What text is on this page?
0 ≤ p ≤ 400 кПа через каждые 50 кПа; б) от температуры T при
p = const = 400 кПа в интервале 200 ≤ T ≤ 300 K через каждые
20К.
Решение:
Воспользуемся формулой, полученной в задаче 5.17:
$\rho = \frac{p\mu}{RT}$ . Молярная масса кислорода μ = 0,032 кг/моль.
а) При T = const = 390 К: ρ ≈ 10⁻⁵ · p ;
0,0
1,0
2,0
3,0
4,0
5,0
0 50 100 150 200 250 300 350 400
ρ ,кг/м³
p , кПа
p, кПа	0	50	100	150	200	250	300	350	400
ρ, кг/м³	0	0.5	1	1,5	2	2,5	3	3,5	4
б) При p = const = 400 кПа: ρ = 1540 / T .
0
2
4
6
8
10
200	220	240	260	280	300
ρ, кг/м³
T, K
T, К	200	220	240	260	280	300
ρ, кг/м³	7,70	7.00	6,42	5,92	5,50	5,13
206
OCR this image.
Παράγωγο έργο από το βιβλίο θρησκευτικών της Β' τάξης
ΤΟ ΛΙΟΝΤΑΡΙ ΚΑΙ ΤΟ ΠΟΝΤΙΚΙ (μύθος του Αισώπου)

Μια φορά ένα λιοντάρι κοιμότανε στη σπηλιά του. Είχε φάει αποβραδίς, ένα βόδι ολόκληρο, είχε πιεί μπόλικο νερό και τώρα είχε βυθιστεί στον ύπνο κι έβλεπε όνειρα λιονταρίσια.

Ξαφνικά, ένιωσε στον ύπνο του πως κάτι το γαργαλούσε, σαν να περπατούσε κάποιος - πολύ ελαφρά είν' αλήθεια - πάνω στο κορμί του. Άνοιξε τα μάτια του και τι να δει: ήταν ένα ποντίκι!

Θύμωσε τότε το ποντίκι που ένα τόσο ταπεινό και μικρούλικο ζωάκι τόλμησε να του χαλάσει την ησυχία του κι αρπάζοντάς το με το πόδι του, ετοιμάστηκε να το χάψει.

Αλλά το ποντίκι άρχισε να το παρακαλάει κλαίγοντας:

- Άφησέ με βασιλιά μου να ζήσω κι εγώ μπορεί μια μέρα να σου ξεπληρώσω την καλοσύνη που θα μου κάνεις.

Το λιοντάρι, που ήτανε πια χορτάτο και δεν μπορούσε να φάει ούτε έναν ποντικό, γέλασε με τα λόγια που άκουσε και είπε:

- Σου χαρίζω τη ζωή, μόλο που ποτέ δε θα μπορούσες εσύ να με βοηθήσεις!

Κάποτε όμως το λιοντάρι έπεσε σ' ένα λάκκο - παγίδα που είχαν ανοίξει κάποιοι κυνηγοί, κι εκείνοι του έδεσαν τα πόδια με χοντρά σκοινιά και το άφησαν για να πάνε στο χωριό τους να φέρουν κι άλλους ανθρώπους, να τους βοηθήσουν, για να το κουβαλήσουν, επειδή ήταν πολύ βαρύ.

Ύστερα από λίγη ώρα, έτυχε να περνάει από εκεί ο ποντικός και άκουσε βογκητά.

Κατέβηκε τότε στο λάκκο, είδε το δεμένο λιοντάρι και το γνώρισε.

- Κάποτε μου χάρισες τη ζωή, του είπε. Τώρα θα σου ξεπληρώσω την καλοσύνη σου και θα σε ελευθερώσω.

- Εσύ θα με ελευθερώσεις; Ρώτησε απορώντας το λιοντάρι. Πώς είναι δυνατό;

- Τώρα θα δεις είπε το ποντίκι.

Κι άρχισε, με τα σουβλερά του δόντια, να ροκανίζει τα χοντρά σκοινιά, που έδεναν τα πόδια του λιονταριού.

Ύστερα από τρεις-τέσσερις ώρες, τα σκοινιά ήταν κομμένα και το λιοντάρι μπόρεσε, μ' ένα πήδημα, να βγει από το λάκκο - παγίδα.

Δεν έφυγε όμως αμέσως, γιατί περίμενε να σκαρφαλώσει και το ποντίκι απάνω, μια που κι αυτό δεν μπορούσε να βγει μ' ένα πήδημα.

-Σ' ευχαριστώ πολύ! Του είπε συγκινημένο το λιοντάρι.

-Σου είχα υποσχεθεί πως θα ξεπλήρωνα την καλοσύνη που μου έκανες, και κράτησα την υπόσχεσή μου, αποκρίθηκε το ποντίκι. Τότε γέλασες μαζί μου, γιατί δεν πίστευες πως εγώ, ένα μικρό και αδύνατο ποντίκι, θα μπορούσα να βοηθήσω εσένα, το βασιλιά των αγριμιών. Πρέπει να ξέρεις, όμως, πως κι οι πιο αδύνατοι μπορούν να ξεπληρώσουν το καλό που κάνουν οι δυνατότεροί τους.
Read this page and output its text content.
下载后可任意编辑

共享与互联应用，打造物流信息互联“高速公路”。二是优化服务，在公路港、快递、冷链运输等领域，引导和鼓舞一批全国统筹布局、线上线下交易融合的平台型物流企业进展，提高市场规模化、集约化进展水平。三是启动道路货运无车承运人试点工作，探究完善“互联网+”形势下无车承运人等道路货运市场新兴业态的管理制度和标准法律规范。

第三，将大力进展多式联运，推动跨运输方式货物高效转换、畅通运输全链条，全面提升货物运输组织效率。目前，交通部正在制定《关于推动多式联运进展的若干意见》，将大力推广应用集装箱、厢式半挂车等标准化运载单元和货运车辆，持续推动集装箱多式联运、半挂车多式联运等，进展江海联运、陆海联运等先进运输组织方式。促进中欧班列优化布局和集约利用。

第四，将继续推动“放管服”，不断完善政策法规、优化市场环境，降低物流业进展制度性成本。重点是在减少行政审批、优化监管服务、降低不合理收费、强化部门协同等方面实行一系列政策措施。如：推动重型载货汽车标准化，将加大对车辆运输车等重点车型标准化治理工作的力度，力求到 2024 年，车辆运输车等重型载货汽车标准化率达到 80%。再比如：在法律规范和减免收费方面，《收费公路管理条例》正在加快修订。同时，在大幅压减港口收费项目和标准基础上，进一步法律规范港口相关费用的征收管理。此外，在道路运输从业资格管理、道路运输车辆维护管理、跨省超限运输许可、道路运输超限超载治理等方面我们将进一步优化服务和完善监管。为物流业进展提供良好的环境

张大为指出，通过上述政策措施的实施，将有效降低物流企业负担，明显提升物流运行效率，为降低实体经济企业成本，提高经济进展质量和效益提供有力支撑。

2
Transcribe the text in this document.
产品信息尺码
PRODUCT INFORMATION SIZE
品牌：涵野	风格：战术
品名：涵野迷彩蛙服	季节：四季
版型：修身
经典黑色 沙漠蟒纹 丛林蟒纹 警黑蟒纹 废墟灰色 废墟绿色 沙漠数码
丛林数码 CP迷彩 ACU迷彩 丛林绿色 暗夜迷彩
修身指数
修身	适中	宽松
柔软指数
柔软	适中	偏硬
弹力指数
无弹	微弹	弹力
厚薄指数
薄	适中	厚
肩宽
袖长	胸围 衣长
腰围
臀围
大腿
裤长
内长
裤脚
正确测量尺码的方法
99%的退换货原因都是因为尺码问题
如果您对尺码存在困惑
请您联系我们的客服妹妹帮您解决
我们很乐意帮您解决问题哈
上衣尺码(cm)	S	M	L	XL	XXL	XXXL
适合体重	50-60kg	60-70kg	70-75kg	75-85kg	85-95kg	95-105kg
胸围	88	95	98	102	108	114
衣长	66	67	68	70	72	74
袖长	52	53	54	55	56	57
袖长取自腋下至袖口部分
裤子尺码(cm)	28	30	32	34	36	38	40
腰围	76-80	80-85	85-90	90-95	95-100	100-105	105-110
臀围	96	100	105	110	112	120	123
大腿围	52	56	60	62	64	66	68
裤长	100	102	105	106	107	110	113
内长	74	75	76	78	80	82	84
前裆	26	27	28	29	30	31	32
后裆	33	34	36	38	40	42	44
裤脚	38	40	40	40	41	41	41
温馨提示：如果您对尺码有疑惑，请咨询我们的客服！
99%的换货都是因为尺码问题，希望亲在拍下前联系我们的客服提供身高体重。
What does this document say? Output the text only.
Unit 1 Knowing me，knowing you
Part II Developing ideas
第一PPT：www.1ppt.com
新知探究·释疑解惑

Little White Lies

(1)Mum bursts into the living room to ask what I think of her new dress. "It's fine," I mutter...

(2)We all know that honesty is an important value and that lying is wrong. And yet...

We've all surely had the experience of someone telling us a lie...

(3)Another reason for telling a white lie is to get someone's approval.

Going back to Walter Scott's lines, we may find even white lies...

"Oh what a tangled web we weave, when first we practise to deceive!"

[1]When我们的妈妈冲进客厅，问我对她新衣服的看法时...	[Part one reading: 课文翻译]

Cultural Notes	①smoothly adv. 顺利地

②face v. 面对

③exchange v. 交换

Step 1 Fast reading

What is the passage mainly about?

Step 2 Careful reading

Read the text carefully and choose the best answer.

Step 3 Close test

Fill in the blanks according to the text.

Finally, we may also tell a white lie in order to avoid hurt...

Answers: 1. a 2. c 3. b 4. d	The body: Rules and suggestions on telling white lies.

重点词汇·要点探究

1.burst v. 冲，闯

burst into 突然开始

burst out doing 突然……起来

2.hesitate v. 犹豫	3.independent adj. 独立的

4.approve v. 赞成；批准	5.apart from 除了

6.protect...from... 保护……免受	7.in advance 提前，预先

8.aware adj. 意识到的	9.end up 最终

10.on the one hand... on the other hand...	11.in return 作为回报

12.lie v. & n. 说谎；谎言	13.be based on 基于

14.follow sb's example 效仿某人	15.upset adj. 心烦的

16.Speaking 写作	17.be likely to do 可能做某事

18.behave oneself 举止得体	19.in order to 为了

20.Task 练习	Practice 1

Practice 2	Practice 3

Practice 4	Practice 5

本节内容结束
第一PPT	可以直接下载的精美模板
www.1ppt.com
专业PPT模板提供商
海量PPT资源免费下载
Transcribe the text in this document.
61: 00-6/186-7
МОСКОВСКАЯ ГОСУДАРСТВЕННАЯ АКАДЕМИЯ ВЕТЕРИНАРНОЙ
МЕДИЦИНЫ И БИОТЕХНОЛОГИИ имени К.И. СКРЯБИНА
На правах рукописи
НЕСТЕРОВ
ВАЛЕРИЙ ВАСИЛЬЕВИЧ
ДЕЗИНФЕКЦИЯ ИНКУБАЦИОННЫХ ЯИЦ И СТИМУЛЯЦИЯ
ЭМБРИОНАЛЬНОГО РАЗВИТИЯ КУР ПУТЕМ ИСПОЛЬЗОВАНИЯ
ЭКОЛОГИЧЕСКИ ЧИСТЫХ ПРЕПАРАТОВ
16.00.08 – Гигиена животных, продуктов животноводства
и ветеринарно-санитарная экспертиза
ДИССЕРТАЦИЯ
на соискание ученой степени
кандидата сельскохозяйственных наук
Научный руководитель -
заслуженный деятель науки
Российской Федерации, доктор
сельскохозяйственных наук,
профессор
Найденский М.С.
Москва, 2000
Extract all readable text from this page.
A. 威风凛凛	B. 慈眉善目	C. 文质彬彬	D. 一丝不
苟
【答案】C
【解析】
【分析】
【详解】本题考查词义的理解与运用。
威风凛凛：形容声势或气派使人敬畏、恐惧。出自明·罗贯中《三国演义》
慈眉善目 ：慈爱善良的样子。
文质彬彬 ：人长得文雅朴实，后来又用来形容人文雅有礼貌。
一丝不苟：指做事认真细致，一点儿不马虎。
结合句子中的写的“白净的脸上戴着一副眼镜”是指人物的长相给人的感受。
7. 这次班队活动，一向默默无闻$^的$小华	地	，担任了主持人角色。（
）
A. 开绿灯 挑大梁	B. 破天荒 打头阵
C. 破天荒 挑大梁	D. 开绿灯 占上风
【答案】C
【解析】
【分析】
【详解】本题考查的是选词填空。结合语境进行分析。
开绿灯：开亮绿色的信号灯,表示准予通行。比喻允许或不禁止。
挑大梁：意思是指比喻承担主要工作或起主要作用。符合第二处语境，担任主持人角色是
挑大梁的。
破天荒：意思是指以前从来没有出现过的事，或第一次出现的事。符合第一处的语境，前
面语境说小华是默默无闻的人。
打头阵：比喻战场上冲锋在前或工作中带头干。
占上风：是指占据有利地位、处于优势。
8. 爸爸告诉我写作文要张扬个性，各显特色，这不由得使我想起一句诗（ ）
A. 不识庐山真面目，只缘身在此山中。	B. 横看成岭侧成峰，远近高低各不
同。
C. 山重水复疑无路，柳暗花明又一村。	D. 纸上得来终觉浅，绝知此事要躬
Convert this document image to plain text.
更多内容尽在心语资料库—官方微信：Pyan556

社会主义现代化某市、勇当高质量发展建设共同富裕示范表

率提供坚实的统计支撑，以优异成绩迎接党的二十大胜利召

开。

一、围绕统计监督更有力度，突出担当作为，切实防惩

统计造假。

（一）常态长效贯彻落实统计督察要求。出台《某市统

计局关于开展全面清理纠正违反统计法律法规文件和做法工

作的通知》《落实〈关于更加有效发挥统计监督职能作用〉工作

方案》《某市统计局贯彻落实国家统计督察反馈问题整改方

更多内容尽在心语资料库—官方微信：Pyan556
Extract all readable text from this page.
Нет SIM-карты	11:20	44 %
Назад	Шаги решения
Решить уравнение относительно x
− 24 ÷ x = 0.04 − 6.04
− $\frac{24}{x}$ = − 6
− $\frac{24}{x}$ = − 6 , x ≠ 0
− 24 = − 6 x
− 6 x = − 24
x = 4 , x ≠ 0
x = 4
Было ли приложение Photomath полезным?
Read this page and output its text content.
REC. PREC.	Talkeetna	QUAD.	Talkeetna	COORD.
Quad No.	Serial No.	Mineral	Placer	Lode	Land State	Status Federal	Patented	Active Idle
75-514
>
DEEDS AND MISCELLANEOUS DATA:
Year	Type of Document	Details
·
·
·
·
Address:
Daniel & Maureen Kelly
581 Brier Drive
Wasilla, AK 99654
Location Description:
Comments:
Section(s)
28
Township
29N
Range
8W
++++++++++++++++++++
Copy each line of the records containing the string "βγει".

### TASK RESULT
Ύστερα από τρεις-τέσσερις ώρες, τα σκοινιά ήταν κομμένα και το λιοντάρι μπόρεσε, μ' ένα πήδημα, να βγει από το λάκκο - παγίδα.
Δεν έφυγε όμως αμέσως, γιατί περίμενε να σκαρφαλώσει και το ποντίκι απάνω, μια που κι αυτό δεν μπορούσε να βγει μ' ένα πήδημα.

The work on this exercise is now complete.